[Requirement]: Copy each line below that includes "Prüfunterlagen".
** BEGIN Provided data **
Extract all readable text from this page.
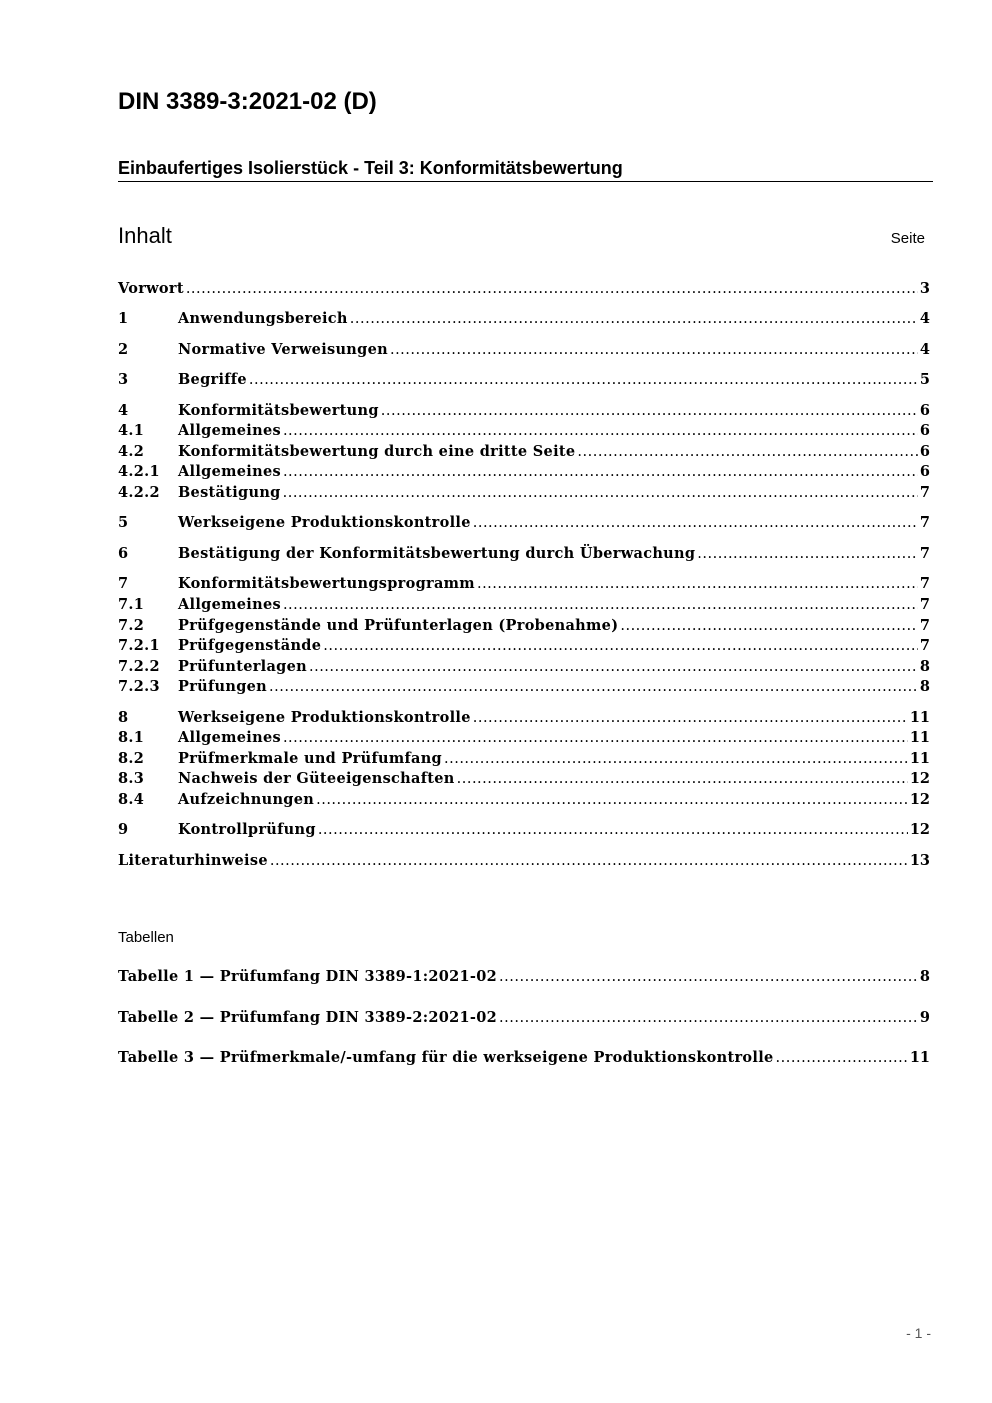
DIN 3389-3:2021-02 (D)
Einbaufertiges Isolierstück - Teil 3: Konformitätsbewertung
Inhalt	Seite
Vorwort .....	3
1	Anwendungsbereich .....	4
2	Normative Verweisungen .....	4
3	Begriffe .....	5
4	Konformitätsbewertung .....	6
4.1	Allgemeines .....	6
4.2	Konformitätsbewertung durch eine dritte Seite .....	6
4.2.1	Allgemeines .....	6
4.2.2	Bestätigung .....	7
5	Werkseigene Produktionskontrolle .....	7
6	Bestätigung der Konformitätsbewertung durch Überwachung .....	7
7	Konformitätsbewertungsprogramm .....	7
7.1	Allgemeines .....	7
7.2	Prüfgegenstände und Prüfunterlagen (Probenahme) .....	7
7.2.1	Prüfgegenstände .....	7
7.2.2	Prüfunterlagen .....	8
7.2.3	Prüfungen .....	8
8	Werkseigene Produktionskontrolle .....	11
8.1	Allgemeines .....	11
8.2	Prüfmerkmale und Prüfumfang .....	11
8.3	Nachweis der Güteeigenschaften .....	12
8.4	Aufzeichnungen .....	12
9	Kontrollprüfung .....	12
Literaturhinweise .....	13
Tabellen
Tabelle 1 — Prüfumfang DIN 3389-1:2021-02 .....	8
Tabelle 2 — Prüfumfang DIN 3389-2:2021-02 .....	9
Tabelle 3 — Prüfmerkmale/-umfang für die werkseigene Produktionskontrolle .....	11
- 1 -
** END Provided data **
[Exercise response]:
7.2	Prüfgegenstände und Prüfunterlagen (Probenahme) .....	7
7.2.2	Prüfunterlagen .....	8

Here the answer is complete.